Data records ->
#####

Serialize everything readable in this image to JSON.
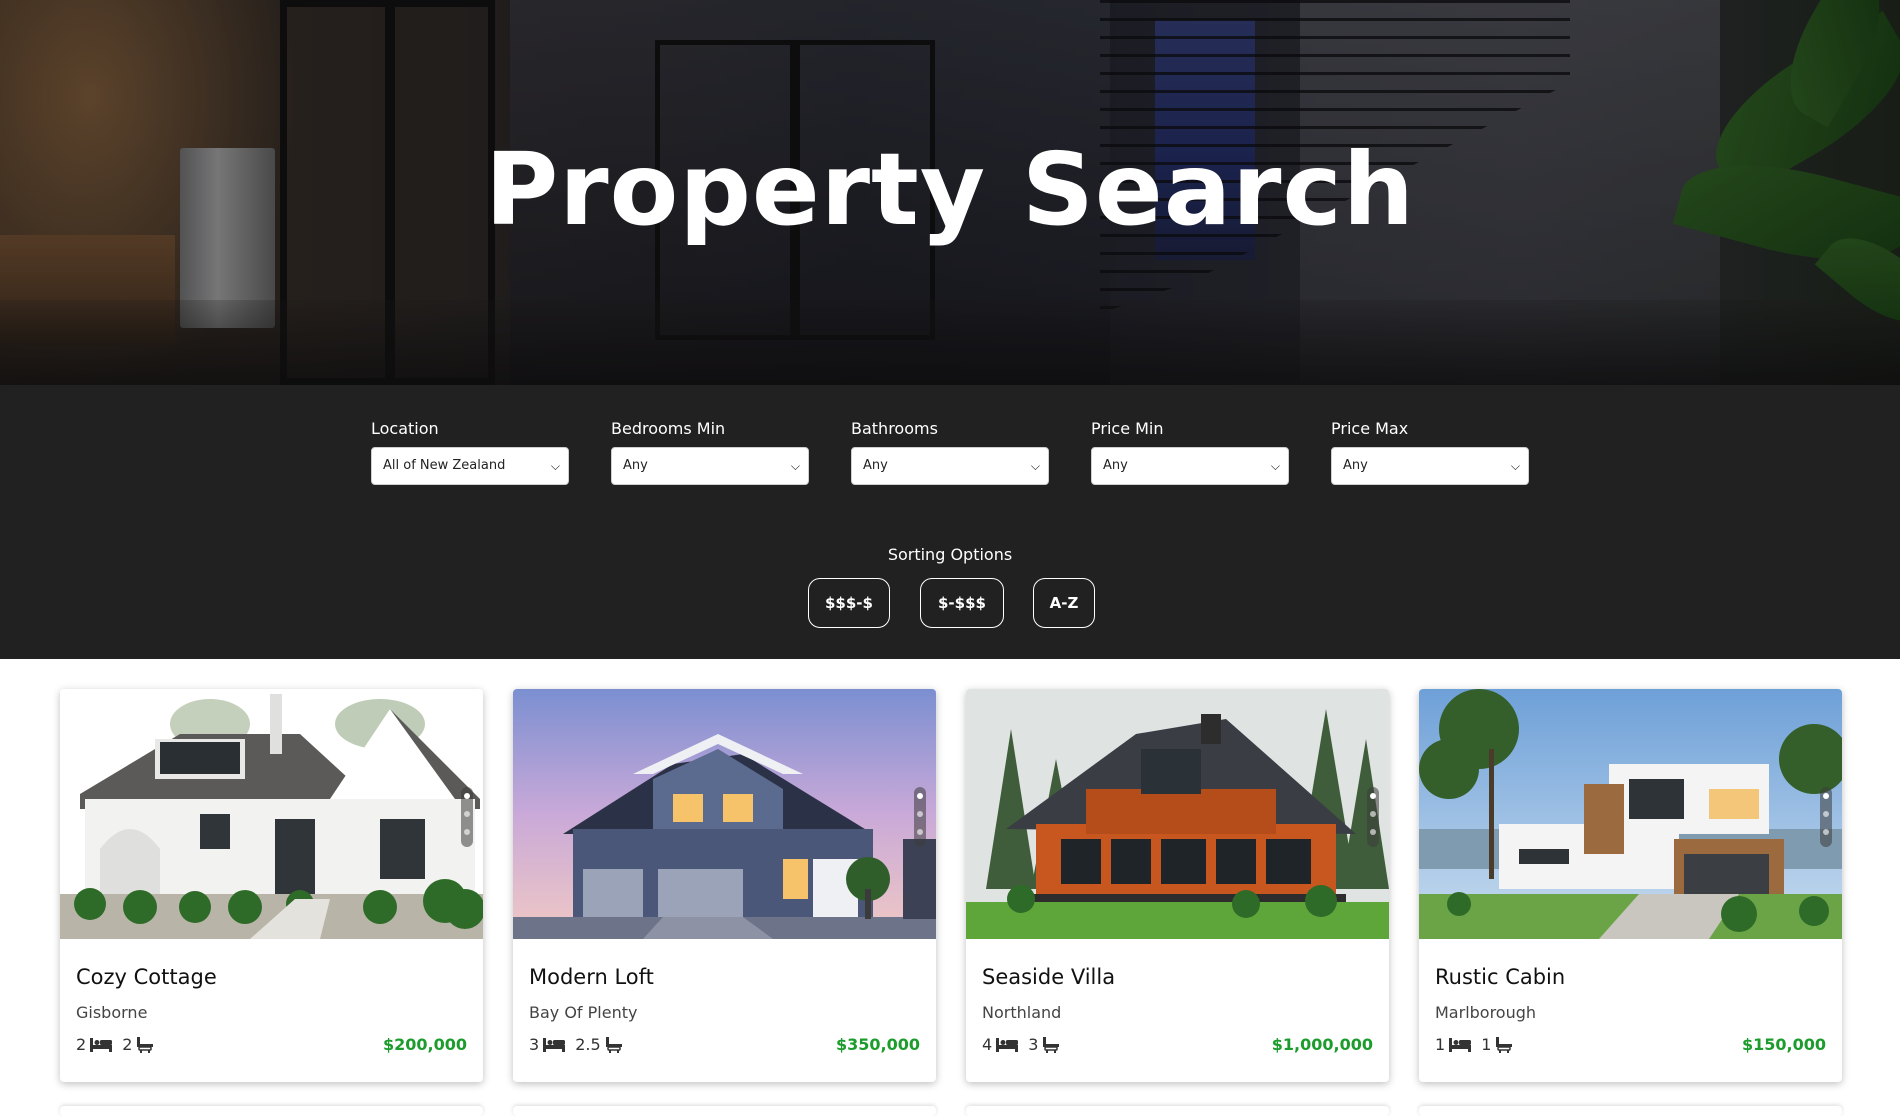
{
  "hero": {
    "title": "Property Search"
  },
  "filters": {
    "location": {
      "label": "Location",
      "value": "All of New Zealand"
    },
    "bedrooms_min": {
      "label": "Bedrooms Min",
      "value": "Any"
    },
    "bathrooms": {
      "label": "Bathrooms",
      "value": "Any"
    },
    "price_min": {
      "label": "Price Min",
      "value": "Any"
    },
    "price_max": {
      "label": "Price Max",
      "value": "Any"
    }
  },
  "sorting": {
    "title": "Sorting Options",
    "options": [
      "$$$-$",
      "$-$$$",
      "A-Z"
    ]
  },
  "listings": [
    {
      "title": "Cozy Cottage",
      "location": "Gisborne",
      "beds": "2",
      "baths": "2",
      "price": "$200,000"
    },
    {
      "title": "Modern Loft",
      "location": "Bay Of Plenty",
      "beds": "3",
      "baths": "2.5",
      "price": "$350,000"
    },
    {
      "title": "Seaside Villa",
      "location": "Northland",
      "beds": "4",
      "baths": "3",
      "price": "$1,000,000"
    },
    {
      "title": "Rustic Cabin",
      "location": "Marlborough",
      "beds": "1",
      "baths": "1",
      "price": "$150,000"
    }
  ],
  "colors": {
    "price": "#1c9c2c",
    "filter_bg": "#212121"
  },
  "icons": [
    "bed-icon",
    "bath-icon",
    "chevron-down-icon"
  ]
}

#####

What you need to do -> Reproduce the full material exactly, excluding the pictures.

Complete answer ->
Serialize everything readable in this image to JSON.
{
  "hero": {
    "title": "Property Search"
  },
  "filters": {
    "location": {
      "label": "Location",
      "value": "All of New Zealand"
    },
    "bedrooms_min": {
      "label": "Bedrooms Min",
      "value": "Any"
    },
    "bathrooms": {
      "label": "Bathrooms",
      "value": "Any"
    },
    "price_min": {
      "label": "Price Min",
      "value": "Any"
    },
    "price_max": {
      "label": "Price Max",
      "value": "Any"
    }
  },
  "sorting": {
    "title": "Sorting Options",
    "options": [
      "$$$-$",
      "$-$$$",
      "A-Z"
    ]
  },
  "listings": [
    {
      "title": "Cozy Cottage",
      "location": "Gisborne",
      "beds": "2",
      "baths": "2",
      "price": "$200,000"
    },
    {
      "title": "Modern Loft",
      "location": "Bay Of Plenty",
      "beds": "3",
      "baths": "2.5",
      "price": "$350,000"
    },
    {
      "title": "Seaside Villa",
      "location": "Northland",
      "beds": "4",
      "baths": "3",
      "price": "$1,000,000"
    },
    {
      "title": "Rustic Cabin",
      "location": "Marlborough",
      "beds": "1",
      "baths": "1",
      "price": "$150,000"
    }
  ],
  "colors": {
    "price": "#1c9c2c",
    "filter_bg": "#212121"
  },
  "icons": [
    "bed-icon",
    "bath-icon",
    "chevron-down-icon"
  ]
}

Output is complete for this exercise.